● **Set task**
Wherever the string "inject" occurs in a line of these records, report that line.

--- BEGIN Source data ---

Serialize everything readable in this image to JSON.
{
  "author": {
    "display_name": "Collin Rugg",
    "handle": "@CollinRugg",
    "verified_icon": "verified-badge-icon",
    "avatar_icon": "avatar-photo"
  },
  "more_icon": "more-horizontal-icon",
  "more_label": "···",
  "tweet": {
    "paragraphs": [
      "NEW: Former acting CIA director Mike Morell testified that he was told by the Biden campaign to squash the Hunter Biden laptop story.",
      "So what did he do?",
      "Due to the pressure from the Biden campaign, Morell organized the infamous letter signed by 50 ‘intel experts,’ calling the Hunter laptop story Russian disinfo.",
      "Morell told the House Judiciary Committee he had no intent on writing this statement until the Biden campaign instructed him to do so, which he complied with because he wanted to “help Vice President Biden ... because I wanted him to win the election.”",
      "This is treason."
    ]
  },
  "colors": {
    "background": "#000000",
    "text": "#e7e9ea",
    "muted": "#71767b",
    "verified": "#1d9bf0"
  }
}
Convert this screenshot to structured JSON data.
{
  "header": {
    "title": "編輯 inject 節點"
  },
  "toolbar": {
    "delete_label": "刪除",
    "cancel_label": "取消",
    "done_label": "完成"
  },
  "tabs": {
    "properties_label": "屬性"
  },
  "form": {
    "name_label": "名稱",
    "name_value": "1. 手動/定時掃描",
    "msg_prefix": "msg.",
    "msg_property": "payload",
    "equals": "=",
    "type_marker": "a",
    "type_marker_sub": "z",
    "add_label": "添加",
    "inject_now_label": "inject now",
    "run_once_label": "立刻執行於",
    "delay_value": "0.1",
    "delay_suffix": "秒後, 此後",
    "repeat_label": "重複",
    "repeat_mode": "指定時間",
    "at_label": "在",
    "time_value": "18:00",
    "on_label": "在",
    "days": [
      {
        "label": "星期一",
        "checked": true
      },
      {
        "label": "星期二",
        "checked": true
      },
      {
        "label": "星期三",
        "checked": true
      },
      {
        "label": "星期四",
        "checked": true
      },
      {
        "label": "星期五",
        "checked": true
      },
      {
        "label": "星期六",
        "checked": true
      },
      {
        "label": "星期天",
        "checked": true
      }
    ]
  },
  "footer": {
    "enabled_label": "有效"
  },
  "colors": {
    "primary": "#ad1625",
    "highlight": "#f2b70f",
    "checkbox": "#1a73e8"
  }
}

--- END Source data ---
--- BEGIN Source data ---

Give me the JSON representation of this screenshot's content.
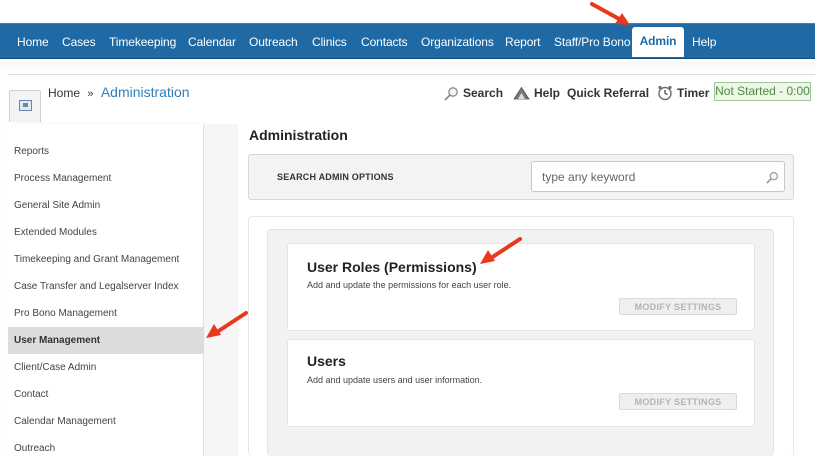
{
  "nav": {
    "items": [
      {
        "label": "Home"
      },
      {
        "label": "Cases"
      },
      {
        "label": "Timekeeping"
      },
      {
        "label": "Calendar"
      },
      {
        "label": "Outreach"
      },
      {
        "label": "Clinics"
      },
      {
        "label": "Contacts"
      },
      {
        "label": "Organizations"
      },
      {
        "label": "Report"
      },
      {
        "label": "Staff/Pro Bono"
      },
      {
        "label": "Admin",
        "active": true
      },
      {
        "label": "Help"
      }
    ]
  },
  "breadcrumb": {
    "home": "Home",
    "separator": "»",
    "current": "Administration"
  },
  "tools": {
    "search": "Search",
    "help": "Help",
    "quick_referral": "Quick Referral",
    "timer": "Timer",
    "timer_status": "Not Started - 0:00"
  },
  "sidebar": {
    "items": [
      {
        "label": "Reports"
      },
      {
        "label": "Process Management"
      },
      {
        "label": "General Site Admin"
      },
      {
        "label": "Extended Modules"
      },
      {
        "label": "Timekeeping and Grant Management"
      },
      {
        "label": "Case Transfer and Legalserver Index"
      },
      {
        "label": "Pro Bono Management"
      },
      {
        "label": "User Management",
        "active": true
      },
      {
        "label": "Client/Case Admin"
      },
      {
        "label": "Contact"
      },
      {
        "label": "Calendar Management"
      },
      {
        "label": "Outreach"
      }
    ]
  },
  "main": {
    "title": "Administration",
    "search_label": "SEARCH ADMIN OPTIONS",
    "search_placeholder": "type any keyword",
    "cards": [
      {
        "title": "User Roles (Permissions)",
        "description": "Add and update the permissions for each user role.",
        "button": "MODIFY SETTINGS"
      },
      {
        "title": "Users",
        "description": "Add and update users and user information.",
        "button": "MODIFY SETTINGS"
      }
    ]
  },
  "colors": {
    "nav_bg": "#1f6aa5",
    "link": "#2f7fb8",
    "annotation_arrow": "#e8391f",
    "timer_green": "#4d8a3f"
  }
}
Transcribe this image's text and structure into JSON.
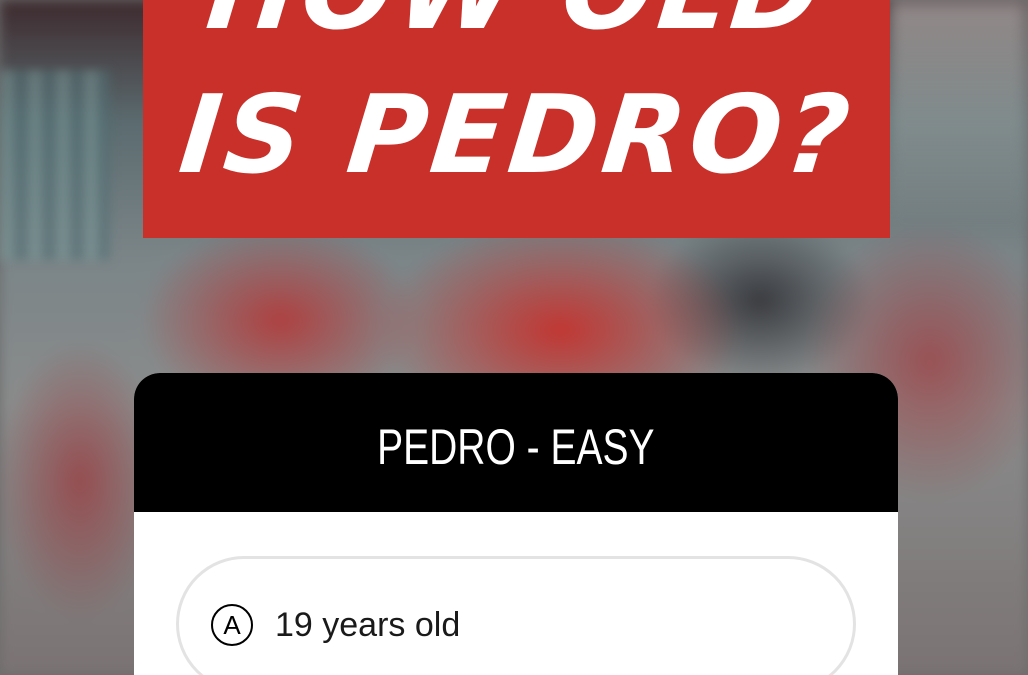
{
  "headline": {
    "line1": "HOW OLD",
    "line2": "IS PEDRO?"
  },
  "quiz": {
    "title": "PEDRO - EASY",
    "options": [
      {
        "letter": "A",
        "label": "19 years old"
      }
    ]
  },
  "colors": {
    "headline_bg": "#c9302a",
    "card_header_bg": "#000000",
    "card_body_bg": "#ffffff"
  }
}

--- END Source data ---

● **Reply to the exercise**
    "title": "編輯 inject 節點"
    "inject_now_label": "inject now",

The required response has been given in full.